**TASK STATEMENT:** Copy out each line of the material below with no changes.

**EXERCISE DATA:**

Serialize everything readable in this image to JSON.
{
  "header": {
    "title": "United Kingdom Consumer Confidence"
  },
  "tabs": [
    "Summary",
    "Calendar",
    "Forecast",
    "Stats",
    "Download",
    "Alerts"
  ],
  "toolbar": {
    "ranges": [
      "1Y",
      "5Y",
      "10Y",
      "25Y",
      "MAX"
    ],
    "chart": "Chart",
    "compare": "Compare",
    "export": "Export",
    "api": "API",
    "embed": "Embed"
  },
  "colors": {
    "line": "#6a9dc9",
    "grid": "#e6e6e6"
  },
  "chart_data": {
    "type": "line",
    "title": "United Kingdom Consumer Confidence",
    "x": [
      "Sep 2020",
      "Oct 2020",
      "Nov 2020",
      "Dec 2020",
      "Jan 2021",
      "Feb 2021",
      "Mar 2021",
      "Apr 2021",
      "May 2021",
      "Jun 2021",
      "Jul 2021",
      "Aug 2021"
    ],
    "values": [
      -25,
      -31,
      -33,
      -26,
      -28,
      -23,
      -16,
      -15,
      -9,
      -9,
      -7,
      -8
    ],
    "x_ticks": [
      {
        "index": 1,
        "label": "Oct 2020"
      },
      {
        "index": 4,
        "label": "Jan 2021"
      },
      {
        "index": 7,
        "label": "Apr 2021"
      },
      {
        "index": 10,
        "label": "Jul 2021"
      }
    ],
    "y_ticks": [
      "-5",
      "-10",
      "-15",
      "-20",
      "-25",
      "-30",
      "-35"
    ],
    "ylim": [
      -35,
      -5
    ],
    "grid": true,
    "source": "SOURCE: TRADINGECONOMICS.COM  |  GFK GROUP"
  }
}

**FINAL ANSWER:**
Serialize everything readable in this image to JSON.
{
  "header": {
    "title": "United Kingdom Consumer Confidence"
  },
  "tabs": [
    "Summary",
    "Calendar",
    "Forecast",
    "Stats",
    "Download",
    "Alerts"
  ],
  "toolbar": {
    "ranges": [
      "1Y",
      "5Y",
      "10Y",
      "25Y",
      "MAX"
    ],
    "chart": "Chart",
    "compare": "Compare",
    "export": "Export",
    "api": "API",
    "embed": "Embed"
  },
  "colors": {
    "line": "#6a9dc9",
    "grid": "#e6e6e6"
  },
  "chart_data": {
    "type": "line",
    "title": "United Kingdom Consumer Confidence",
    "x": [
      "Sep 2020",
      "Oct 2020",
      "Nov 2020",
      "Dec 2020",
      "Jan 2021",
      "Feb 2021",
      "Mar 2021",
      "Apr 2021",
      "May 2021",
      "Jun 2021",
      "Jul 2021",
      "Aug 2021"
    ],
    "values": [
      -25,
      -31,
      -33,
      -26,
      -28,
      -23,
      -16,
      -15,
      -9,
      -9,
      -7,
      -8
    ],
    "x_ticks": [
      {
        "index": 1,
        "label": "Oct 2020"
      },
      {
        "index": 4,
        "label": "Jan 2021"
      },
      {
        "index": 7,
        "label": "Apr 2021"
      },
      {
        "index": 10,
        "label": "Jul 2021"
      }
    ],
    "y_ticks": [
      "-5",
      "-10",
      "-15",
      "-20",
      "-25",
      "-30",
      "-35"
    ],
    "ylim": [
      -35,
      -5
    ],
    "grid": true,
    "source": "SOURCE: TRADINGECONOMICS.COM  |  GFK GROUP"
  }
}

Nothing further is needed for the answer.